■ PROVIDED RECORDS:
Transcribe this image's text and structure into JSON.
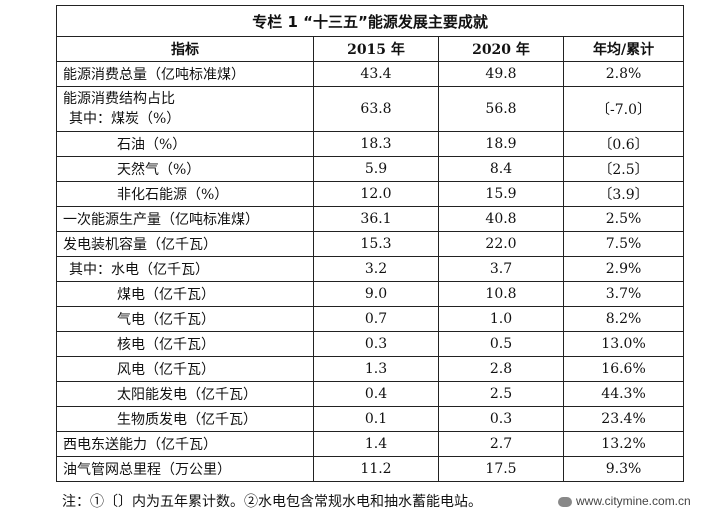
{
  "title": "专栏 1 “十三五”能源发展主要成就",
  "headers": [
    "指标",
    "2015 年",
    "2020 年",
    "年均/累计"
  ],
  "rows": [
    {
      "name": "能源消费总量（亿吨标准煤）",
      "v2015": "43.4",
      "v2020": "49.8",
      "change": "2.8%",
      "indent": 0
    },
    {
      "name": "能源消费结构占比",
      "name2": "其中：煤炭（%）",
      "v2015": "63.8",
      "v2020": "56.8",
      "change": "〔-7.0〕",
      "indent": 0
    },
    {
      "name": "石油（%）",
      "v2015": "18.3",
      "v2020": "18.9",
      "change": "〔0.6〕",
      "indent": 2
    },
    {
      "name": "天然气（%）",
      "v2015": "5.9",
      "v2020": "8.4",
      "change": "〔2.5〕",
      "indent": 2
    },
    {
      "name": "非化石能源（%）",
      "v2015": "12.0",
      "v2020": "15.9",
      "change": "〔3.9〕",
      "indent": 2
    },
    {
      "name": "一次能源生产量（亿吨标准煤）",
      "v2015": "36.1",
      "v2020": "40.8",
      "change": "2.5%",
      "indent": 0
    },
    {
      "name": "发电装机容量（亿千瓦）",
      "v2015": "15.3",
      "v2020": "22.0",
      "change": "7.5%",
      "indent": 0
    },
    {
      "name": "其中：水电（亿千瓦）",
      "v2015": "3.2",
      "v2020": "3.7",
      "change": "2.9%",
      "indent": 1
    },
    {
      "name": "煤电（亿千瓦）",
      "v2015": "9.0",
      "v2020": "10.8",
      "change": "3.7%",
      "indent": 2
    },
    {
      "name": "气电（亿千瓦）",
      "v2015": "0.7",
      "v2020": "1.0",
      "change": "8.2%",
      "indent": 2
    },
    {
      "name": "核电（亿千瓦）",
      "v2015": "0.3",
      "v2020": "0.5",
      "change": "13.0%",
      "indent": 2
    },
    {
      "name": "风电（亿千瓦）",
      "v2015": "1.3",
      "v2020": "2.8",
      "change": "16.6%",
      "indent": 2
    },
    {
      "name": "太阳能发电（亿千瓦）",
      "v2015": "0.4",
      "v2020": "2.5",
      "change": "44.3%",
      "indent": 2
    },
    {
      "name": "生物质发电（亿千瓦）",
      "v2015": "0.1",
      "v2020": "0.3",
      "change": "23.4%",
      "indent": 2
    },
    {
      "name": "西电东送能力（亿千瓦）",
      "v2015": "1.4",
      "v2020": "2.7",
      "change": "13.2%",
      "indent": 0
    },
    {
      "name": "油气管网总里程（万公里）",
      "v2015": "11.2",
      "v2020": "17.5",
      "change": "9.3%",
      "indent": 0
    }
  ],
  "note": "注：①〔〕内为五年累计数。②水电包含常规水电和抽水蓄能电站。",
  "watermark": "www.citymine.com.cn"
}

■ REQUIREMENTS: Every entry should be returned exactly as written, minus the pictures.

■ WRITTEN RESPONSE:
Transcribe this image's text and structure into JSON.
{
  "title": "专栏 1 “十三五”能源发展主要成就",
  "headers": [
    "指标",
    "2015 年",
    "2020 年",
    "年均/累计"
  ],
  "rows": [
    {
      "name": "能源消费总量（亿吨标准煤）",
      "v2015": "43.4",
      "v2020": "49.8",
      "change": "2.8%",
      "indent": 0
    },
    {
      "name": "能源消费结构占比",
      "name2": "其中：煤炭（%）",
      "v2015": "63.8",
      "v2020": "56.8",
      "change": "〔-7.0〕",
      "indent": 0
    },
    {
      "name": "石油（%）",
      "v2015": "18.3",
      "v2020": "18.9",
      "change": "〔0.6〕",
      "indent": 2
    },
    {
      "name": "天然气（%）",
      "v2015": "5.9",
      "v2020": "8.4",
      "change": "〔2.5〕",
      "indent": 2
    },
    {
      "name": "非化石能源（%）",
      "v2015": "12.0",
      "v2020": "15.9",
      "change": "〔3.9〕",
      "indent": 2
    },
    {
      "name": "一次能源生产量（亿吨标准煤）",
      "v2015": "36.1",
      "v2020": "40.8",
      "change": "2.5%",
      "indent": 0
    },
    {
      "name": "发电装机容量（亿千瓦）",
      "v2015": "15.3",
      "v2020": "22.0",
      "change": "7.5%",
      "indent": 0
    },
    {
      "name": "其中：水电（亿千瓦）",
      "v2015": "3.2",
      "v2020": "3.7",
      "change": "2.9%",
      "indent": 1
    },
    {
      "name": "煤电（亿千瓦）",
      "v2015": "9.0",
      "v2020": "10.8",
      "change": "3.7%",
      "indent": 2
    },
    {
      "name": "气电（亿千瓦）",
      "v2015": "0.7",
      "v2020": "1.0",
      "change": "8.2%",
      "indent": 2
    },
    {
      "name": "核电（亿千瓦）",
      "v2015": "0.3",
      "v2020": "0.5",
      "change": "13.0%",
      "indent": 2
    },
    {
      "name": "风电（亿千瓦）",
      "v2015": "1.3",
      "v2020": "2.8",
      "change": "16.6%",
      "indent": 2
    },
    {
      "name": "太阳能发电（亿千瓦）",
      "v2015": "0.4",
      "v2020": "2.5",
      "change": "44.3%",
      "indent": 2
    },
    {
      "name": "生物质发电（亿千瓦）",
      "v2015": "0.1",
      "v2020": "0.3",
      "change": "23.4%",
      "indent": 2
    },
    {
      "name": "西电东送能力（亿千瓦）",
      "v2015": "1.4",
      "v2020": "2.7",
      "change": "13.2%",
      "indent": 0
    },
    {
      "name": "油气管网总里程（万公里）",
      "v2015": "11.2",
      "v2020": "17.5",
      "change": "9.3%",
      "indent": 0
    }
  ],
  "note": "注：①〔〕内为五年累计数。②水电包含常规水电和抽水蓄能电站。",
  "watermark": "www.citymine.com.cn"
}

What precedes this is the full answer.